→ **DOCUMENT EXTRACT**:
━━━━━━
1. Unity and ingenuity.
Russia was hoping that a politically polarized Ukrainian society won't be able to provide a quick and unified response to the invasion. They expected that Ukrainians will be slow to react. 4/
And surrender its state and government. After all, in the Russia view, people don't have agency. Russian people are no one for the Kremlin, why should Ukrainians be any different.
But we are. The war has shown unprecedented unity, willpower, and innovation by the Ukrainians 5/
2. Empathy holds more power than rationality.
This one is difficult to explain. Because it is irrational. People sacrifice their lives so that others can survive. On the individual level, to a rational person, educated in the West, or living in Russia, it might not make sense 6/
But when you are in the war, you are not doing careful rational calculus. You are often driven by emotions, a much more powerful motivator. In the case of Ukraine, these are primal emotions. Ukraine has been attacked, people are tortured and killed. 7/
This is the biggest injustice there could be in the world, and it must be corrected. This is what drives people. While it might not be rational, it saves Ukraine and it will ensure our independence and safety from Russia in the future. At the unbelievable high cost of lives 8/
Now I understand that it must be how nations are created and that not any tribe or people could be a nation. Independence and freedom are not free. I just wish fewer people would have to die. 9/
3. Understanding is out of reach without personal experience
The war is covered in fog. Literally and through disinformation. Also, most of our cognitive and learning frameworks that we are humans and societies have developed - fail. They are not adequate for this environment.10
So, unless you see and experience it, you don't really know what to believe. This is why it is critically important to visit the front lines, to speak with the soldiers, to interact with the survivors of occupation, and visit all kinds of places in Ukraine. 11/
Ukraine is large and the war is diverse. Sometimes two villages a couple of miles apart have had very different experiences and now have different attitudes and culture. So, I have learned to be humble and try to learn first from eyewitness to form my own opinion. 12/
4. War can forge you into a better person, tuned into the world's real problems
This one is simple. War makes you a better person because it cleans you of all secondary thoughts and ambitions. The human life, dignity, freedom become key for me. 12/
Now I truly understand the meaning of the human rights. They are not an abstraction for me anymore. Yes, they can be taken away. They can disappear from your life without warning. You can wake up occupied. But human rights must be defended at all costs. 13/
5. Our Ukrainian success hinges on knowledge and continual learning
Russia is powerful, bigger, has a lot of weapons and people willing to fight or too afraid to desert.
━━━━━━
→ **AVAILABLE DATA**:

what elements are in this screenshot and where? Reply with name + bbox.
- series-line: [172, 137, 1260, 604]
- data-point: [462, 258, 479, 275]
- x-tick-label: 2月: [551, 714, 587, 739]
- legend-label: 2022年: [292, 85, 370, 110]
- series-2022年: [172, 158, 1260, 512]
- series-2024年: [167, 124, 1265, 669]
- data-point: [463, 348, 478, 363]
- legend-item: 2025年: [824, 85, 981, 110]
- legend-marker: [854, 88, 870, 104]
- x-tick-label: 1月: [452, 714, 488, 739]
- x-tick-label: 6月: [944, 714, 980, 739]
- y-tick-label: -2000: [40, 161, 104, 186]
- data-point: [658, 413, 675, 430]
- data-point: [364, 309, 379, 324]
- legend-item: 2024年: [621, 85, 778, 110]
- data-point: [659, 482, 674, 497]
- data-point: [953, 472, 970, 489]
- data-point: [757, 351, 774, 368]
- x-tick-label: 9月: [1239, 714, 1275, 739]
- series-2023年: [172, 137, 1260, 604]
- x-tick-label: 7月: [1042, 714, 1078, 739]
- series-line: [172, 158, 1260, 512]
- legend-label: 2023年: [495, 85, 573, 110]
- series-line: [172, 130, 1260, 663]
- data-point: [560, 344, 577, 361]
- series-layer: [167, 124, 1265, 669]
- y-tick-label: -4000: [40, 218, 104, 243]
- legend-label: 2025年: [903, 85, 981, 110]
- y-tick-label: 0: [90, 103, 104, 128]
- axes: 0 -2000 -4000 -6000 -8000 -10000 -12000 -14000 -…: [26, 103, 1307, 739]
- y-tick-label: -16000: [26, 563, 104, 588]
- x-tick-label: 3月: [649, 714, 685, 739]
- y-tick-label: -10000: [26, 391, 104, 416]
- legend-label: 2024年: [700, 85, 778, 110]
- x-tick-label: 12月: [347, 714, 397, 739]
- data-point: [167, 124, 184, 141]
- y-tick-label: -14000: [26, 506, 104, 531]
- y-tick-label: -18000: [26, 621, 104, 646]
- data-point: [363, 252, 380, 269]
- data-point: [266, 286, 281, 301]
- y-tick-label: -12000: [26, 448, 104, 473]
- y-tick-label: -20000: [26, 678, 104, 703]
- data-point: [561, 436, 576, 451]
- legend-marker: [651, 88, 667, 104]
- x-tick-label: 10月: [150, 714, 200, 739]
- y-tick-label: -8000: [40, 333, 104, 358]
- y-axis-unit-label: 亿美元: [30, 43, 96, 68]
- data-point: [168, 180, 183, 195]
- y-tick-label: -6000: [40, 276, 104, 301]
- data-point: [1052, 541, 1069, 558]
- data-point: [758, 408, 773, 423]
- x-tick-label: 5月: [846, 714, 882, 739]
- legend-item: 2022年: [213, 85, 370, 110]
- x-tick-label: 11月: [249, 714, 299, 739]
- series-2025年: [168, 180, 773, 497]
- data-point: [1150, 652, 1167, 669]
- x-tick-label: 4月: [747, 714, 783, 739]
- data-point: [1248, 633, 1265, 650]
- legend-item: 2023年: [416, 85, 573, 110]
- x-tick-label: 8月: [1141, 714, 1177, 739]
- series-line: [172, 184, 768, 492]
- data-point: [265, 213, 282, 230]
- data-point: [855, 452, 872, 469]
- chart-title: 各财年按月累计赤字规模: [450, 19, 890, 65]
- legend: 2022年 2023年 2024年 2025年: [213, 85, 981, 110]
━━━━━━
→ **EXPLORE THE MATERIAL**:
1/ In the text on lessons from the war in Ukraine, what does war clean you of?
2/ List the headings of all the numbered lessons in the text on the war in Ukraine.
3/ Reproduce everything in the text on the war in Ukraine from "Russia was hoping" down to "power than rationality.".

→ **ANSWERS BY ITEM**:
1/ All secondary thoughts and ambitions.

2/
1. Unity and ingenuity.
2. Empathy holds more power than rationality.
3. Understanding is out of reach without personal experience
4. War can forge you into a better person, tuned into the world's real problems
5. Our Ukrainian success hinges on knowledge and continual learning

3/
Russia was hoping that a politically polarized Ukrainian society won't be able to provide a quick and unified response to the invasion. They expected that Ukrainians will be slow to react. 4/
And surrender its state and government. After all, in the Russia view, people don't have agency. Russian people are no one for the Kremlin, why should Ukrainians be any different.
But we are. The war has shown unprecedented unity, willpower, and innovation by the Ukrainians 5/
2. Empathy holds more power than rationality.